• **YOUR TASKS**
A - Check each statement against the settings bundle discussion. For each, answer yes or no and quote the words from the text that decide it.
(i) The Title "London" has a value of "1".
(ii) The second reply says the goal can be reached with the current structure of the plist.
(iii) The writer of the last reply has already tried using objectForIndex:0.
B - In the settings bundle discussion, where does the asker want to use the value 1?
C - Translate this sentence from the settings bundle discussion into Spanish: "I want to display the string "LONDON" from the title in a label in the app but use the value 1 in core data."

27
votes

I have a multi value setting (location) defined in my settings bundle for an app.
The Titles are defined as long titles, for example, "London" and the corresponding value part of the setting is defined as "1".

[EDIT]

To expand this question I will add more information about the multi value setting:

this is a screenshot of the multi value setting

How do I retrieve the Title of LONDON at Item 0. As described above when I retrieve the objectForKey or valueForKey I get 1 always. I want to display the string "LONDON" from the title in a label in the app but use the value 1 in core data. Note: I have set the value in the settings before the app runs so it does return a value but the value is always 1 as the Title does not seem to be accessible.

4
I know how to get the settings. I want to know how to display the Title which is different from the value in my example above. When I use your example above objectForKey:@"locSetting" returns LDN. When I use valueForKey:@"locSetting" I also get LDN returned. But I have the Title in my multi value settings in the settings.bundle set to "London".motionpotion
@H2CO3 Google is not down. Your answer doesn't answer my specific scenario. But thanks for responding.motionpotion
Default value is not about index position, but valuesjomafer

4 Answers

12
votes

You should set your "Default Value" value as "1" - Just Item 0 from your "Values" list.

6
votes

I ran into the similar situation and answering the question that it'll help someone.

If I understand the question correctly, when user selects London from the settings the default value will be 1. when you read the settings bundle for locationSetting you get the value 1 and not LONDON, but you want the "LONDON" in your code rather than 1. It is not possible with the current structure of your plist. make the default value a dictionary instead of string and then you can have both titles and values inside that dictionary. you can then retrieve the text of the selected value.

2
votes

Location settings as a multi value, is an NSDictionary. Therefore, do the following:

NSDictionary *location = [[NSUserDefaults standardUserDefaults] valueForKey:@"locationSettings"]; 

NSString *value = (NSString *)location; 

Cast the location value as a NSString because you know a string is to be returned.

You can then handle the result as a string. The "value" variable returned is whatever is written in the value section. In your case, if you select "London", you will get a value of "1" back in the form of a string.

0
votes

If my understanding of your question is correct, you are asking how you can get the Key entry of the location dictionary for the user's chosen value.

For dictionaries, there is no such single-use method. But there is a way to achieve the same result via manipulating allKeys as below:

NSDictionary *location = [[NSUserDefaults standardUserDefaults] valueForKey:@"locationSettings"]; 
NSArray *keys = [location allKeys];
NSString *locationIdentifier = [keys objectForIndex:[location valueForKey:@"LONDON"]];

This would result in the "LONDON" string being stored in the locationIdentifier variable. So that last line, the assignment of the string, could possibly be changed to simply have objectForIndex:0 instead, but that isn't something I've tried before so I'm not certain.

• **INFORMATION GIVEN**

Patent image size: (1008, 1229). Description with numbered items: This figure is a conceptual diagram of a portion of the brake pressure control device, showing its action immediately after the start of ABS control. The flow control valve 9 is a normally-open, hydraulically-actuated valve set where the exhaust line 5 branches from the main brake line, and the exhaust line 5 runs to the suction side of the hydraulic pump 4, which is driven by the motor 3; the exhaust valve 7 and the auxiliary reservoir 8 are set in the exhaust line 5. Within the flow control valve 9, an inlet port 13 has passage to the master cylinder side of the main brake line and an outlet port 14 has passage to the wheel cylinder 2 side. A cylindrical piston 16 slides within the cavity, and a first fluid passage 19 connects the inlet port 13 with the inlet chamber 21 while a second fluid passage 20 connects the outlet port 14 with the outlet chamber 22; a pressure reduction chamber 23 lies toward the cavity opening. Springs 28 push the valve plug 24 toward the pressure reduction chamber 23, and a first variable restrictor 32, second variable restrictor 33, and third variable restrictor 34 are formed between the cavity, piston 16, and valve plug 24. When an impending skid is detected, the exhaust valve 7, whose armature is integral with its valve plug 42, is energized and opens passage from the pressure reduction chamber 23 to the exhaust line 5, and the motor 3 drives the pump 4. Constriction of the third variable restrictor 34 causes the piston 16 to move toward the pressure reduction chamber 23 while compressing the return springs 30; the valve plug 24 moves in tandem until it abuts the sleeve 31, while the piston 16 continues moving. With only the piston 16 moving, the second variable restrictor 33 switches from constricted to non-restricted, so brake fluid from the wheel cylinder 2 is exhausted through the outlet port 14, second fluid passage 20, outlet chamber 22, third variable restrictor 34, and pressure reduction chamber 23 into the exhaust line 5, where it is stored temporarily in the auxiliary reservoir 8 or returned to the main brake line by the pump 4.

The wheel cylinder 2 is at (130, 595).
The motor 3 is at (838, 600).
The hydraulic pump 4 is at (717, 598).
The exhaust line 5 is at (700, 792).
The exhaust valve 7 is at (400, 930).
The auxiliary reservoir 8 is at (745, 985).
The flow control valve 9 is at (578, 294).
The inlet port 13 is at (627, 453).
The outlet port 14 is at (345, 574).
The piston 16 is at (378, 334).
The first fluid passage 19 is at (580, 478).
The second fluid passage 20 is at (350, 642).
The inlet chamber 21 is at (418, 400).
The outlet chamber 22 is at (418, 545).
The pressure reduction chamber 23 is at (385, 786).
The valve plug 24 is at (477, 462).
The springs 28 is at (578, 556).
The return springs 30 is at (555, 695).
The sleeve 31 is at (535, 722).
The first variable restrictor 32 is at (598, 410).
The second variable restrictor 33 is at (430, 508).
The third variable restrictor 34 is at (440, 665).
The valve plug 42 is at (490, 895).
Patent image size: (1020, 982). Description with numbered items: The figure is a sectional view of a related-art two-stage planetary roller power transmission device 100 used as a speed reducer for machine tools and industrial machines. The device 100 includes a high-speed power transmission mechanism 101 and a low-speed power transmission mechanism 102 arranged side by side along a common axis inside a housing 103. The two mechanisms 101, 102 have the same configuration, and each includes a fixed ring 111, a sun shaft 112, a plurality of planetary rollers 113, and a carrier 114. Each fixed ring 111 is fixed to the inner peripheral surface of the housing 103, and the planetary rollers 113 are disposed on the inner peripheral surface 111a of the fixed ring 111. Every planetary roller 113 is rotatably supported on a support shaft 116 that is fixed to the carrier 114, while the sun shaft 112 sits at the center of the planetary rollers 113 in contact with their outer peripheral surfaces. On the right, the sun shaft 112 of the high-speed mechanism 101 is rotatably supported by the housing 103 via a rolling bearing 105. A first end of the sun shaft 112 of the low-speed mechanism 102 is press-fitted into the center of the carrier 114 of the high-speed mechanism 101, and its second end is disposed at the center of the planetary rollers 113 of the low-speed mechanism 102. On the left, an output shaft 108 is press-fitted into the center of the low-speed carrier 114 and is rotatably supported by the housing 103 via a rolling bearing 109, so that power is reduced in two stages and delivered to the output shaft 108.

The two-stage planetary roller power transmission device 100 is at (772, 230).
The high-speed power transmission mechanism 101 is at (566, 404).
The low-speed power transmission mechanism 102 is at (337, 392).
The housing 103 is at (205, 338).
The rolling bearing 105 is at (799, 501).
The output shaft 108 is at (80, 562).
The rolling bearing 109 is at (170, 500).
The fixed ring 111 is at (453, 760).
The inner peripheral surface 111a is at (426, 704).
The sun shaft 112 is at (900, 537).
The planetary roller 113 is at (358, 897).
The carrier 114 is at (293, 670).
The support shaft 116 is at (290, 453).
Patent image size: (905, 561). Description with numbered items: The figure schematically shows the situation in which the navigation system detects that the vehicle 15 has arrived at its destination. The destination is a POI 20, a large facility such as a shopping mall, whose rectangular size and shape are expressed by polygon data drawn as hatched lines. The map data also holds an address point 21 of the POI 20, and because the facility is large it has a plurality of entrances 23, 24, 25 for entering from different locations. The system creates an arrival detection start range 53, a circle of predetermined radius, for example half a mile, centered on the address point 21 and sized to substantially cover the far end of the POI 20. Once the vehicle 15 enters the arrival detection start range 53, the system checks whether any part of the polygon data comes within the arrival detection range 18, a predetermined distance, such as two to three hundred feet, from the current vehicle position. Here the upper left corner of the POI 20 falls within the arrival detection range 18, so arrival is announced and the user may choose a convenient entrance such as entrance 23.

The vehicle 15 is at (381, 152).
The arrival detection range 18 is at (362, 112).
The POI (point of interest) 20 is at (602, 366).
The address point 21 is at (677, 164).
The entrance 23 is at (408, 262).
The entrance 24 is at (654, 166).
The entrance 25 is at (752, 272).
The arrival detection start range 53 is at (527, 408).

• **REPLIES**
A -
(i) Yes: "The Titles are defined as long titles, for example, "London" and the corresponding value part of the setting is defined as "1"."
(ii) No: "It is not possible with the current structure of your plist."
(iii) No: "but that isn't something I've tried before so I'm not certain."

B - In core data.

C - Quiero mostrar la cadena "LONDON" del título en una etiqueta de la app, pero usar el valor 1 en core data.